Reproduce the data that follows in its entirety, character for character.

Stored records
— begin —

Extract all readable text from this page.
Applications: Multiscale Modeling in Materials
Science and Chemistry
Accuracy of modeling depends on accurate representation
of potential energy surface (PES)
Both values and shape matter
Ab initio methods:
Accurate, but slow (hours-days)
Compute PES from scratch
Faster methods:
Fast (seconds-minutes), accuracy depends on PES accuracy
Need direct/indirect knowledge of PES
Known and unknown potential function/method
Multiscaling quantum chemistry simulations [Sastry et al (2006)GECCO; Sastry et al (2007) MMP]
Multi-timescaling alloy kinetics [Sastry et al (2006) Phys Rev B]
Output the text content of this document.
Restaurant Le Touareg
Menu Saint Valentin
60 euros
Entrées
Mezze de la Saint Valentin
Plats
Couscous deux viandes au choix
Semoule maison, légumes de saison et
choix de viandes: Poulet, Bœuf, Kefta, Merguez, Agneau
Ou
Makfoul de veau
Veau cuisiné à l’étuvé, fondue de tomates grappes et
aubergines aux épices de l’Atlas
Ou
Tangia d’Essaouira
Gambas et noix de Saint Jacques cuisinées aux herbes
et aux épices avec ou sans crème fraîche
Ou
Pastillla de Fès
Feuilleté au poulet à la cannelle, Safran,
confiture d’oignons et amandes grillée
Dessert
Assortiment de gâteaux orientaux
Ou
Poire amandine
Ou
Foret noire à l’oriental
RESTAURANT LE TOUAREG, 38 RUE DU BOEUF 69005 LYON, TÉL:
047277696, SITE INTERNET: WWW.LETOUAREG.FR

— end —

▶ _RESPONSE TO THIS EXERCISE_
Extract all readable text from this page.
Applications: Multiscale Modeling in Materials
Science and Chemistry
Accuracy of modeling depends on accurate representation
of potential energy surface (PES)
Both values and shape matter
Ab initio methods:
Accurate, but slow (hours-days)
Compute PES from scratch
Faster methods:
Fast (seconds-minutes), accuracy depends on PES accuracy
Need direct/indirect knowledge of PES
Known and unknown potential function/method
Multiscaling quantum chemistry simulations [Sastry et al (2006)GECCO; Sastry et al (2007) MMP]
Multi-timescaling alloy kinetics [Sastry et al (2006) Phys Rev B]
Output the text content of this document.
Restaurant Le Touareg
Menu Saint Valentin
60 euros
Entrées
Mezze de la Saint Valentin
Plats
Couscous deux viandes au choix
Semoule maison, légumes de saison et
choix de viandes: Poulet, Bœuf, Kefta, Merguez, Agneau
Ou
Makfoul de veau
Veau cuisiné à l’étuvé, fondue de tomates grappes et
aubergines aux épices de l’Atlas
Ou
Tangia d’Essaouira
Gambas et noix de Saint Jacques cuisinées aux herbes
et aux épices avec ou sans crème fraîche
Ou
Pastillla de Fès
Feuilleté au poulet à la cannelle, Safran,
confiture d’oignons et amandes grillée
Dessert
Assortiment de gâteaux orientaux
Ou
Poire amandine
Ou
Foret noire à l’oriental
RESTAURANT LE TOUAREG, 38 RUE DU BOEUF 69005 LYON, TÉL:
047277696, SITE INTERNET: WWW.LETOUAREG.FR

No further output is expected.